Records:
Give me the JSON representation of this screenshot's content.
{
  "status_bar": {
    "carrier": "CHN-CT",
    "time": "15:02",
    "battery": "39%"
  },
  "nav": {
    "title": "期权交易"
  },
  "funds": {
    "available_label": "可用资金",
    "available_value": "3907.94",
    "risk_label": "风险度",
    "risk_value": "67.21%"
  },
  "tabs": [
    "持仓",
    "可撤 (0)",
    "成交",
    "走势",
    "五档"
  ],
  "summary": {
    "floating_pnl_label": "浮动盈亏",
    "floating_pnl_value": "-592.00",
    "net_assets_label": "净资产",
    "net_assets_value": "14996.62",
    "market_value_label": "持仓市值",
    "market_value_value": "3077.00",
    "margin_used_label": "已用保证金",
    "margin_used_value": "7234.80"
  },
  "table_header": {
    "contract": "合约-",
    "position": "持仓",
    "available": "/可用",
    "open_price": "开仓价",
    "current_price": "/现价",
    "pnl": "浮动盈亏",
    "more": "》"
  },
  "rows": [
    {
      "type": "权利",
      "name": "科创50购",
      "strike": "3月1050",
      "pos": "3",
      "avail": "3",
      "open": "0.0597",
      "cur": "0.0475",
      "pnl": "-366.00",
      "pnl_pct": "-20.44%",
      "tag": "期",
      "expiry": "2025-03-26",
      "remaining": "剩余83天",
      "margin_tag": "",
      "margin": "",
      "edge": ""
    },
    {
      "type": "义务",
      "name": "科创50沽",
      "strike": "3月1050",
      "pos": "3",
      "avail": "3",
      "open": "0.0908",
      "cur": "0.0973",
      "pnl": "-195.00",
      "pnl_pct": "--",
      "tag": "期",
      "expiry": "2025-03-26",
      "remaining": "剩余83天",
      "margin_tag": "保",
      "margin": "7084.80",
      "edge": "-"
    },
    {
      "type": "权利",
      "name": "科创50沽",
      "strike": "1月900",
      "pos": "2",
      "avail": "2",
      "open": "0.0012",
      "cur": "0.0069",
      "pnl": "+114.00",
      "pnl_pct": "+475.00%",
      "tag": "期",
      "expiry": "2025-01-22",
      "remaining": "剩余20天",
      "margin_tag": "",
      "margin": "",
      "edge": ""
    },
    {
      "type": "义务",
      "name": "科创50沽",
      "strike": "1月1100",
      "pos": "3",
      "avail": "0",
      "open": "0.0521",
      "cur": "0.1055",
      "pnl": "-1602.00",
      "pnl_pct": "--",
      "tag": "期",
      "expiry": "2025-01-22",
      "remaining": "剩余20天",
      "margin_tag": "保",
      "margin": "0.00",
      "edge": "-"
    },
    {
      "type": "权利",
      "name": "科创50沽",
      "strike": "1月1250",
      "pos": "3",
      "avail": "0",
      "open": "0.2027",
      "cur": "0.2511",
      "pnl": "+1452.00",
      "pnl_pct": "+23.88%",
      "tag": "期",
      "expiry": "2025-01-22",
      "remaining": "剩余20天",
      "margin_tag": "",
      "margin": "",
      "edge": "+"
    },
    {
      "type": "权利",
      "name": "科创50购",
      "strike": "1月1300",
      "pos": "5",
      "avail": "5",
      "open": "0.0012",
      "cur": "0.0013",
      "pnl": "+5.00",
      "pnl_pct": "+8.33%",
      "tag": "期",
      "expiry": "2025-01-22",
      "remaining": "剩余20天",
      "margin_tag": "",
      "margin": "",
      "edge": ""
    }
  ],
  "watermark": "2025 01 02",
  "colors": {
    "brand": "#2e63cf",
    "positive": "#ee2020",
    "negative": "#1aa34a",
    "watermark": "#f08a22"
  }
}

Request:
Produce an exact copy of the whole listing.

Task result:
Give me the JSON representation of this screenshot's content.
{
  "status_bar": {
    "carrier": "CHN-CT",
    "time": "15:02",
    "battery": "39%"
  },
  "nav": {
    "title": "期权交易"
  },
  "funds": {
    "available_label": "可用资金",
    "available_value": "3907.94",
    "risk_label": "风险度",
    "risk_value": "67.21%"
  },
  "tabs": [
    "持仓",
    "可撤 (0)",
    "成交",
    "走势",
    "五档"
  ],
  "summary": {
    "floating_pnl_label": "浮动盈亏",
    "floating_pnl_value": "-592.00",
    "net_assets_label": "净资产",
    "net_assets_value": "14996.62",
    "market_value_label": "持仓市值",
    "market_value_value": "3077.00",
    "margin_used_label": "已用保证金",
    "margin_used_value": "7234.80"
  },
  "table_header": {
    "contract": "合约-",
    "position": "持仓",
    "available": "/可用",
    "open_price": "开仓价",
    "current_price": "/现价",
    "pnl": "浮动盈亏",
    "more": "》"
  },
  "rows": [
    {
      "type": "权利",
      "name": "科创50购",
      "strike": "3月1050",
      "pos": "3",
      "avail": "3",
      "open": "0.0597",
      "cur": "0.0475",
      "pnl": "-366.00",
      "pnl_pct": "-20.44%",
      "tag": "期",
      "expiry": "2025-03-26",
      "remaining": "剩余83天",
      "margin_tag": "",
      "margin": "",
      "edge": ""
    },
    {
      "type": "义务",
      "name": "科创50沽",
      "strike": "3月1050",
      "pos": "3",
      "avail": "3",
      "open": "0.0908",
      "cur": "0.0973",
      "pnl": "-195.00",
      "pnl_pct": "--",
      "tag": "期",
      "expiry": "2025-03-26",
      "remaining": "剩余83天",
      "margin_tag": "保",
      "margin": "7084.80",
      "edge": "-"
    },
    {
      "type": "权利",
      "name": "科创50沽",
      "strike": "1月900",
      "pos": "2",
      "avail": "2",
      "open": "0.0012",
      "cur": "0.0069",
      "pnl": "+114.00",
      "pnl_pct": "+475.00%",
      "tag": "期",
      "expiry": "2025-01-22",
      "remaining": "剩余20天",
      "margin_tag": "",
      "margin": "",
      "edge": ""
    },
    {
      "type": "义务",
      "name": "科创50沽",
      "strike": "1月1100",
      "pos": "3",
      "avail": "0",
      "open": "0.0521",
      "cur": "0.1055",
      "pnl": "-1602.00",
      "pnl_pct": "--",
      "tag": "期",
      "expiry": "2025-01-22",
      "remaining": "剩余20天",
      "margin_tag": "保",
      "margin": "0.00",
      "edge": "-"
    },
    {
      "type": "权利",
      "name": "科创50沽",
      "strike": "1月1250",
      "pos": "3",
      "avail": "0",
      "open": "0.2027",
      "cur": "0.2511",
      "pnl": "+1452.00",
      "pnl_pct": "+23.88%",
      "tag": "期",
      "expiry": "2025-01-22",
      "remaining": "剩余20天",
      "margin_tag": "",
      "margin": "",
      "edge": "+"
    },
    {
      "type": "权利",
      "name": "科创50购",
      "strike": "1月1300",
      "pos": "5",
      "avail": "5",
      "open": "0.0012",
      "cur": "0.0013",
      "pnl": "+5.00",
      "pnl_pct": "+8.33%",
      "tag": "期",
      "expiry": "2025-01-22",
      "remaining": "剩余20天",
      "margin_tag": "",
      "margin": "",
      "edge": ""
    }
  ],
  "watermark": "2025 01 02",
  "colors": {
    "brand": "#2e63cf",
    "positive": "#ee2020",
    "negative": "#1aa34a",
    "watermark": "#f08a22"
  }
}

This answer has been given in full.